* [Your goal]
Leaving out the pictures, please retype each record exactly.

━━━ Dataset records

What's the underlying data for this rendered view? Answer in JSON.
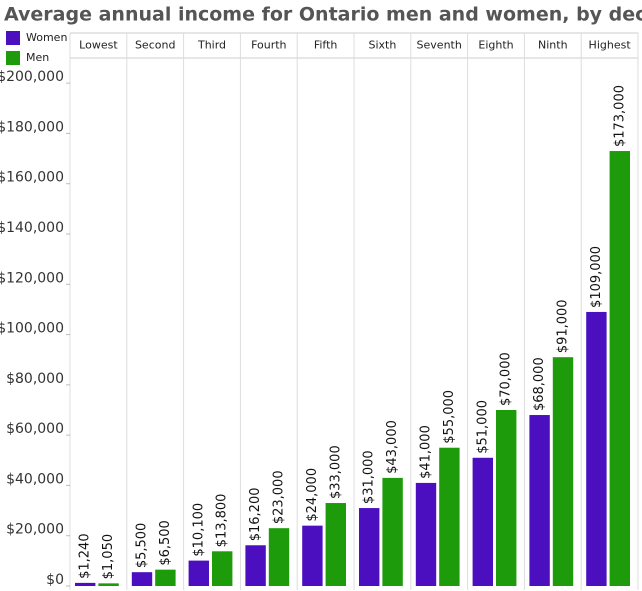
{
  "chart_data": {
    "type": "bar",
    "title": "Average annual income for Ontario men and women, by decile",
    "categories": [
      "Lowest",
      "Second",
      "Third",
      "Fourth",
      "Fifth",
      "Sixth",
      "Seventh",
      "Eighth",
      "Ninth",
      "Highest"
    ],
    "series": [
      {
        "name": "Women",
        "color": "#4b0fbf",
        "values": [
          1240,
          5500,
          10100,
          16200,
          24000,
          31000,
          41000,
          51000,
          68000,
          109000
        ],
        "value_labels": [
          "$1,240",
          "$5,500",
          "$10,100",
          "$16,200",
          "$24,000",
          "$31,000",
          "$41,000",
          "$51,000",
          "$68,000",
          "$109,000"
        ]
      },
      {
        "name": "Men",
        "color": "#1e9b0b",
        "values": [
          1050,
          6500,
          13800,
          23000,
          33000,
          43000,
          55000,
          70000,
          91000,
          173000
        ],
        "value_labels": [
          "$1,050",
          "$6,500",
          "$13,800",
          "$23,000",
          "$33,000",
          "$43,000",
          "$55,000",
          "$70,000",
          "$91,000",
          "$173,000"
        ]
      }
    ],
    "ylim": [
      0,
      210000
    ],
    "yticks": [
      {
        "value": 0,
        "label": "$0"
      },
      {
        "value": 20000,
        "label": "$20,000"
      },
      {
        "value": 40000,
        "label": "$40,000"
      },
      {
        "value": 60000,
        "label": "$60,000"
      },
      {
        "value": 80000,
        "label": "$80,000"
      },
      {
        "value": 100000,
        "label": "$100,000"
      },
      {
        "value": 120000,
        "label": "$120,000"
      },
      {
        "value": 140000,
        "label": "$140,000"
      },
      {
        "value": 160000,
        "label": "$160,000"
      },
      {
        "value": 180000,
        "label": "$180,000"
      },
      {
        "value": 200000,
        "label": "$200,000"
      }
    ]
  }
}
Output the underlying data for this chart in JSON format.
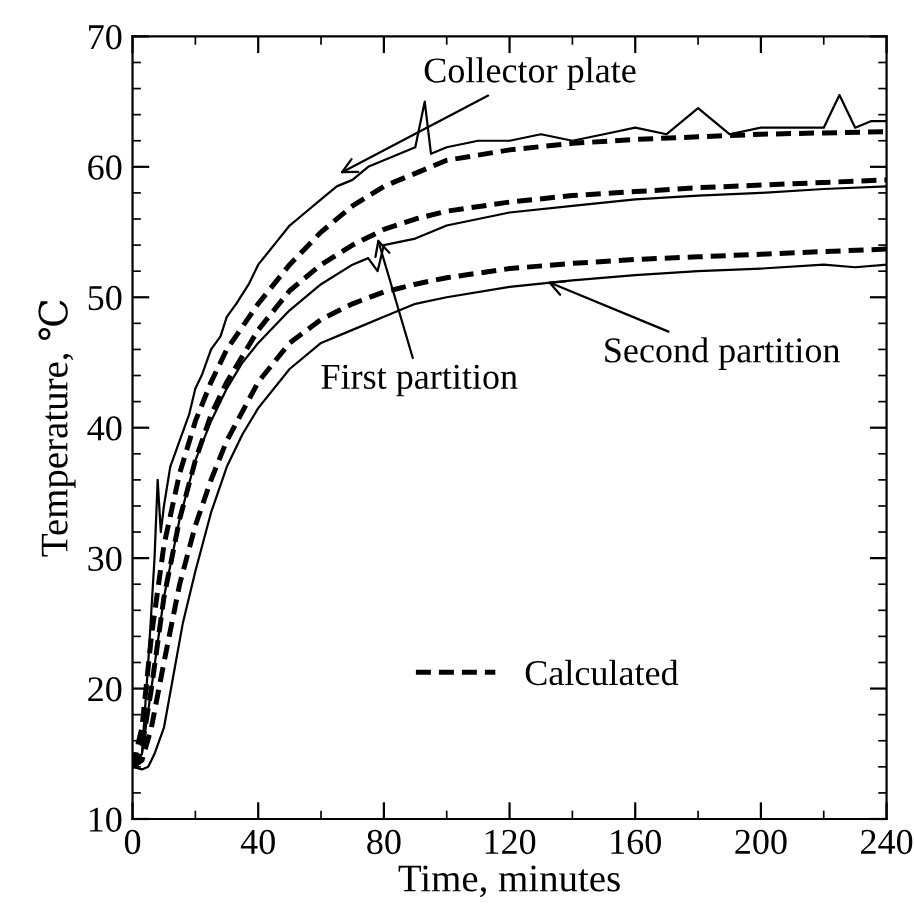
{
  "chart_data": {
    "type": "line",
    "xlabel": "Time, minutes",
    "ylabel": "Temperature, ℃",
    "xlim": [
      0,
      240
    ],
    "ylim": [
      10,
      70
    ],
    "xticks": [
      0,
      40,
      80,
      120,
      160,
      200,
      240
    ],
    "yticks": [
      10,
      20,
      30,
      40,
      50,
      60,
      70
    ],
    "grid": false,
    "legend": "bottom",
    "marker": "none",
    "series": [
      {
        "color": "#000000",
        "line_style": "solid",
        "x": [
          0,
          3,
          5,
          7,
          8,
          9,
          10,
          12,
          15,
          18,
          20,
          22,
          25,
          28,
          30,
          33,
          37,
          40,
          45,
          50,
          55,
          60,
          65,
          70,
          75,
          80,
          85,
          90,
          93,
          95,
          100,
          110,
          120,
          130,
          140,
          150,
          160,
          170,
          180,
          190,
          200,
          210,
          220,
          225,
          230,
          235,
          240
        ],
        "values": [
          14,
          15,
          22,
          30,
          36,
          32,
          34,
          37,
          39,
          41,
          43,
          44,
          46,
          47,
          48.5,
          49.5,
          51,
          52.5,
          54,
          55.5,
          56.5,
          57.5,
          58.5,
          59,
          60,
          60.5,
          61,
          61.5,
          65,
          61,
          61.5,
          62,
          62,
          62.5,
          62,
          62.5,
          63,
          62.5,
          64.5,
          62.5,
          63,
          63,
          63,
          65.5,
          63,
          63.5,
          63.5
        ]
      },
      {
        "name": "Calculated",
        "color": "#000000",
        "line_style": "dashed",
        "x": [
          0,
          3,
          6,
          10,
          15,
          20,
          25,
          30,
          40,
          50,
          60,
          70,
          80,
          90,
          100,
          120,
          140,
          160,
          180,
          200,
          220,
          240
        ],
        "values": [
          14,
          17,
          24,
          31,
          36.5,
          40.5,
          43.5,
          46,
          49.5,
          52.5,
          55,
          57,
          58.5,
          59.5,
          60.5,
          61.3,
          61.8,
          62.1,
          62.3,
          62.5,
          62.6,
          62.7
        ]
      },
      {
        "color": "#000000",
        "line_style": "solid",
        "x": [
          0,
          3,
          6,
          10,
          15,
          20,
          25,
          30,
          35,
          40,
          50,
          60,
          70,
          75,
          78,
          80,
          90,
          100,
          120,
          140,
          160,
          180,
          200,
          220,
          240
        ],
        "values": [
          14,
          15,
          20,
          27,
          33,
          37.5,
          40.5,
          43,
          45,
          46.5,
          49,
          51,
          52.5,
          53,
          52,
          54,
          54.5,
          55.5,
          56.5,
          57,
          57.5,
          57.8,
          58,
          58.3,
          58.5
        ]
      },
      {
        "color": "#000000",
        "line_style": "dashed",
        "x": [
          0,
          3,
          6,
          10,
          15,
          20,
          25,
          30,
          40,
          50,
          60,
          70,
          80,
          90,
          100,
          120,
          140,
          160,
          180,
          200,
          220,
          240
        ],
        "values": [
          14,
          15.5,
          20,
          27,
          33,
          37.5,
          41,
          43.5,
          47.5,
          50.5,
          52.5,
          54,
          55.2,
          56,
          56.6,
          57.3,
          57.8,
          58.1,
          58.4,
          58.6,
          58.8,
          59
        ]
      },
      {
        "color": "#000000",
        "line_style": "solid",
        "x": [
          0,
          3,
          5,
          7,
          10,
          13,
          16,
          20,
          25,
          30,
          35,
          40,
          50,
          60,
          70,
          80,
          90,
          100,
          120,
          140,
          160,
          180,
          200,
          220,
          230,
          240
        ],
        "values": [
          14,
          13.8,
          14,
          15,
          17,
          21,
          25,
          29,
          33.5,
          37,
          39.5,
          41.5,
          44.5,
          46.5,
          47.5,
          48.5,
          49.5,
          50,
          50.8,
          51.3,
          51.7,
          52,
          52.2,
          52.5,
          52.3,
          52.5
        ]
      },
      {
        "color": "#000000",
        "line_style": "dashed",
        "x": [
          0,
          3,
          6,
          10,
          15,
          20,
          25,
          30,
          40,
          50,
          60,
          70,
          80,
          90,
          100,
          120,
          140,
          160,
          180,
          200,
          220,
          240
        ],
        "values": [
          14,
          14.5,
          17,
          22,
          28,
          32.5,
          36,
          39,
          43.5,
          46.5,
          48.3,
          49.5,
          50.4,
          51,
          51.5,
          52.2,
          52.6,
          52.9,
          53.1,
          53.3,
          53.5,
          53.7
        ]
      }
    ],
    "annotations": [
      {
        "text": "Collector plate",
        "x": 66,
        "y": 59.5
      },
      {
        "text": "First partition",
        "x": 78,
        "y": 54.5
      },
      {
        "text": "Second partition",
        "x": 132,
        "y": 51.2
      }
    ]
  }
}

━━━━━━

* [Correct response]
What's the underlying data for this rendered view? Answer in JSON.
{
  "chart_data": {
    "type": "bar",
    "title": "Average annual income for Ontario men and women, by decile",
    "categories": [
      "Lowest",
      "Second",
      "Third",
      "Fourth",
      "Fifth",
      "Sixth",
      "Seventh",
      "Eighth",
      "Ninth",
      "Highest"
    ],
    "series": [
      {
        "name": "Women",
        "color": "#4b0fbf",
        "values": [
          1240,
          5500,
          10100,
          16200,
          24000,
          31000,
          41000,
          51000,
          68000,
          109000
        ],
        "value_labels": [
          "$1,240",
          "$5,500",
          "$10,100",
          "$16,200",
          "$24,000",
          "$31,000",
          "$41,000",
          "$51,000",
          "$68,000",
          "$109,000"
        ]
      },
      {
        "name": "Men",
        "color": "#1e9b0b",
        "values": [
          1050,
          6500,
          13800,
          23000,
          33000,
          43000,
          55000,
          70000,
          91000,
          173000
        ],
        "value_labels": [
          "$1,050",
          "$6,500",
          "$13,800",
          "$23,000",
          "$33,000",
          "$43,000",
          "$55,000",
          "$70,000",
          "$91,000",
          "$173,000"
        ]
      }
    ],
    "ylim": [
      0,
      210000
    ],
    "yticks": [
      {
        "value": 0,
        "label": "$0"
      },
      {
        "value": 20000,
        "label": "$20,000"
      },
      {
        "value": 40000,
        "label": "$40,000"
      },
      {
        "value": 60000,
        "label": "$60,000"
      },
      {
        "value": 80000,
        "label": "$80,000"
      },
      {
        "value": 100000,
        "label": "$100,000"
      },
      {
        "value": 120000,
        "label": "$120,000"
      },
      {
        "value": 140000,
        "label": "$140,000"
      },
      {
        "value": 160000,
        "label": "$160,000"
      },
      {
        "value": 180000,
        "label": "$180,000"
      },
      {
        "value": 200000,
        "label": "$200,000"
      }
    ]
  }
}
Output the underlying data for this chart in JSON format.
{
  "chart_data": {
    "type": "line",
    "xlabel": "Time, minutes",
    "ylabel": "Temperature, ℃",
    "xlim": [
      0,
      240
    ],
    "ylim": [
      10,
      70
    ],
    "xticks": [
      0,
      40,
      80,
      120,
      160,
      200,
      240
    ],
    "yticks": [
      10,
      20,
      30,
      40,
      50,
      60,
      70
    ],
    "grid": false,
    "legend": "bottom",
    "marker": "none",
    "series": [
      {
        "color": "#000000",
        "line_style": "solid",
        "x": [
          0,
          3,
          5,
          7,
          8,
          9,
          10,
          12,
          15,
          18,
          20,
          22,
          25,
          28,
          30,
          33,
          37,
          40,
          45,
          50,
          55,
          60,
          65,
          70,
          75,
          80,
          85,
          90,
          93,
          95,
          100,
          110,
          120,
          130,
          140,
          150,
          160,
          170,
          180,
          190,
          200,
          210,
          220,
          225,
          230,
          235,
          240
        ],
        "values": [
          14,
          15,
          22,
          30,
          36,
          32,
          34,
          37,
          39,
          41,
          43,
          44,
          46,
          47,
          48.5,
          49.5,
          51,
          52.5,
          54,
          55.5,
          56.5,
          57.5,
          58.5,
          59,
          60,
          60.5,
          61,
          61.5,
          65,
          61,
          61.5,
          62,
          62,
          62.5,
          62,
          62.5,
          63,
          62.5,
          64.5,
          62.5,
          63,
          63,
          63,
          65.5,
          63,
          63.5,
          63.5
        ]
      },
      {
        "name": "Calculated",
        "color": "#000000",
        "line_style": "dashed",
        "x": [
          0,
          3,
          6,
          10,
          15,
          20,
          25,
          30,
          40,
          50,
          60,
          70,
          80,
          90,
          100,
          120,
          140,
          160,
          180,
          200,
          220,
          240
        ],
        "values": [
          14,
          17,
          24,
          31,
          36.5,
          40.5,
          43.5,
          46,
          49.5,
          52.5,
          55,
          57,
          58.5,
          59.5,
          60.5,
          61.3,
          61.8,
          62.1,
          62.3,
          62.5,
          62.6,
          62.7
        ]
      },
      {
        "color": "#000000",
        "line_style": "solid",
        "x": [
          0,
          3,
          6,
          10,
          15,
          20,
          25,
          30,
          35,
          40,
          50,
          60,
          70,
          75,
          78,
          80,
          90,
          100,
          120,
          140,
          160,
          180,
          200,
          220,
          240
        ],
        "values": [
          14,
          15,
          20,
          27,
          33,
          37.5,
          40.5,
          43,
          45,
          46.5,
          49,
          51,
          52.5,
          53,
          52,
          54,
          54.5,
          55.5,
          56.5,
          57,
          57.5,
          57.8,
          58,
          58.3,
          58.5
        ]
      },
      {
        "color": "#000000",
        "line_style": "dashed",
        "x": [
          0,
          3,
          6,
          10,
          15,
          20,
          25,
          30,
          40,
          50,
          60,
          70,
          80,
          90,
          100,
          120,
          140,
          160,
          180,
          200,
          220,
          240
        ],
        "values": [
          14,
          15.5,
          20,
          27,
          33,
          37.5,
          41,
          43.5,
          47.5,
          50.5,
          52.5,
          54,
          55.2,
          56,
          56.6,
          57.3,
          57.8,
          58.1,
          58.4,
          58.6,
          58.8,
          59
        ]
      },
      {
        "color": "#000000",
        "line_style": "solid",
        "x": [
          0,
          3,
          5,
          7,
          10,
          13,
          16,
          20,
          25,
          30,
          35,
          40,
          50,
          60,
          70,
          80,
          90,
          100,
          120,
          140,
          160,
          180,
          200,
          220,
          230,
          240
        ],
        "values": [
          14,
          13.8,
          14,
          15,
          17,
          21,
          25,
          29,
          33.5,
          37,
          39.5,
          41.5,
          44.5,
          46.5,
          47.5,
          48.5,
          49.5,
          50,
          50.8,
          51.3,
          51.7,
          52,
          52.2,
          52.5,
          52.3,
          52.5
        ]
      },
      {
        "color": "#000000",
        "line_style": "dashed",
        "x": [
          0,
          3,
          6,
          10,
          15,
          20,
          25,
          30,
          40,
          50,
          60,
          70,
          80,
          90,
          100,
          120,
          140,
          160,
          180,
          200,
          220,
          240
        ],
        "values": [
          14,
          14.5,
          17,
          22,
          28,
          32.5,
          36,
          39,
          43.5,
          46.5,
          48.3,
          49.5,
          50.4,
          51,
          51.5,
          52.2,
          52.6,
          52.9,
          53.1,
          53.3,
          53.5,
          53.7
        ]
      }
    ],
    "annotations": [
      {
        "text": "Collector plate",
        "x": 66,
        "y": 59.5
      },
      {
        "text": "First partition",
        "x": 78,
        "y": 54.5
      },
      {
        "text": "Second partition",
        "x": 132,
        "y": 51.2
      }
    ]
  }
}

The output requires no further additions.